[Chart and figure data]
━━━━━━━━

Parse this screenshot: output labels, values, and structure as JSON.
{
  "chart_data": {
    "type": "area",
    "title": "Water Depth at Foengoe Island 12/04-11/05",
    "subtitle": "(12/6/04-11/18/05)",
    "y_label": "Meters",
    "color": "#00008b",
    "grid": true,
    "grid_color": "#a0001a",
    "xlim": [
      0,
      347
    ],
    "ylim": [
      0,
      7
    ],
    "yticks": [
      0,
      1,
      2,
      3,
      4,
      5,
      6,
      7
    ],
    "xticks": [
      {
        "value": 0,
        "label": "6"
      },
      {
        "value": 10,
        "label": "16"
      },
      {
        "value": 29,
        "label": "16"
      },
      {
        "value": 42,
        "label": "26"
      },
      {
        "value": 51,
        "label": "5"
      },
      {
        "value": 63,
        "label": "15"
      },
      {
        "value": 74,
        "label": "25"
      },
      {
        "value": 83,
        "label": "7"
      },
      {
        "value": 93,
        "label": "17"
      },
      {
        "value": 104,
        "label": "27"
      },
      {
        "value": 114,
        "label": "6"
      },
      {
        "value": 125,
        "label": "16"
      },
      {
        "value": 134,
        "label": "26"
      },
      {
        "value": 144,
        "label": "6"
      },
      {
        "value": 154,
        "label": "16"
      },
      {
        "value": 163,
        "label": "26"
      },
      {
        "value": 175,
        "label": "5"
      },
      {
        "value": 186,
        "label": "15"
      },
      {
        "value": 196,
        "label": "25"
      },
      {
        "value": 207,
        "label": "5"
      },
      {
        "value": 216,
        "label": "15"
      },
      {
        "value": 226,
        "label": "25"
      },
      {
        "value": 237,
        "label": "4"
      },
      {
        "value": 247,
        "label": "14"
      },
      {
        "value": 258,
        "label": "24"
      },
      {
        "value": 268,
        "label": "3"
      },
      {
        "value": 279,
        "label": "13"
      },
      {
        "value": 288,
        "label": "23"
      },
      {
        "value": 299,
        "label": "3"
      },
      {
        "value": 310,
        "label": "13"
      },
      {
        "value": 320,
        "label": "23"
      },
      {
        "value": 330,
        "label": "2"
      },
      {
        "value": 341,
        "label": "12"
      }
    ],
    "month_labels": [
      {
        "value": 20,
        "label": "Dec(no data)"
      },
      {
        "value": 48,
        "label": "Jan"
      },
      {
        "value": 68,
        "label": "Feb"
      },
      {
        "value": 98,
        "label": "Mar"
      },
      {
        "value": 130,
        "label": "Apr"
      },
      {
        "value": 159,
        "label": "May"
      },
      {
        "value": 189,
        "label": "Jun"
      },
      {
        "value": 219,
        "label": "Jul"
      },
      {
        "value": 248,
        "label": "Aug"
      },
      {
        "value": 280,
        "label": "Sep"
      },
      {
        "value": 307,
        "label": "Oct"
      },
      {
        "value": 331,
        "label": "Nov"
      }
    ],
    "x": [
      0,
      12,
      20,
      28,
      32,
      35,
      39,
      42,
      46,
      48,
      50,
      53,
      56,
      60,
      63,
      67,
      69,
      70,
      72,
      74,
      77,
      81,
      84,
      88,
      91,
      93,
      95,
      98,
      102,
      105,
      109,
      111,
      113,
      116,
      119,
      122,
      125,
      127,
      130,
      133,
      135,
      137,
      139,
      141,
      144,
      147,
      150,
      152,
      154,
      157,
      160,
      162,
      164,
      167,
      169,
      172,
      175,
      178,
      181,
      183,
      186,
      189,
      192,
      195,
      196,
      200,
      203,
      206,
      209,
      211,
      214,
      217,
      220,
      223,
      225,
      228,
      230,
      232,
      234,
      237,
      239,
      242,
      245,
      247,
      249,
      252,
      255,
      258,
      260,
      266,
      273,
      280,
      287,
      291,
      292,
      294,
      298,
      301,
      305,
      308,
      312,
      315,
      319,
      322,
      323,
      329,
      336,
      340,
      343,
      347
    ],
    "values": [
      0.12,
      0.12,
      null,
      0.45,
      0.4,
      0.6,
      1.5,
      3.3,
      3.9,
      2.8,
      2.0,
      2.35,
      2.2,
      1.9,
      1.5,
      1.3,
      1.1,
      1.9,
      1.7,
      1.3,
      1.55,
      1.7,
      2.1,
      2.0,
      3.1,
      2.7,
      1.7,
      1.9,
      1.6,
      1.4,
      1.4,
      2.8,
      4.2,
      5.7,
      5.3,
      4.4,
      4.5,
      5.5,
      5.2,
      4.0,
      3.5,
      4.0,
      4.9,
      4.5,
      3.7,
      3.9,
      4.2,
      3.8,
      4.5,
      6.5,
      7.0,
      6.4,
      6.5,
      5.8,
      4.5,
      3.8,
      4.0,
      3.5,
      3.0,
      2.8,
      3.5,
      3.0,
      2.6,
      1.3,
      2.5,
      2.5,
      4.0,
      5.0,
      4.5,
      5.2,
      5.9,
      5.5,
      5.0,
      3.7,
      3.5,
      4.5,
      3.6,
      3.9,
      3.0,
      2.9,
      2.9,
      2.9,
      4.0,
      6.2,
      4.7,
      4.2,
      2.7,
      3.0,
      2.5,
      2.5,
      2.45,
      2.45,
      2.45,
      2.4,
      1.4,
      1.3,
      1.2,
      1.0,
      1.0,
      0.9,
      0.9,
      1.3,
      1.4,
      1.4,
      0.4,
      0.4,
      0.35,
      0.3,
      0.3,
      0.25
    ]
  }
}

━━━━━━━━

PROBLEM TO WORK ON → Count the lines in the entries that hold the word "values", and give nothing but the total.

SOLUTION FOR THIS EXERCISE → 2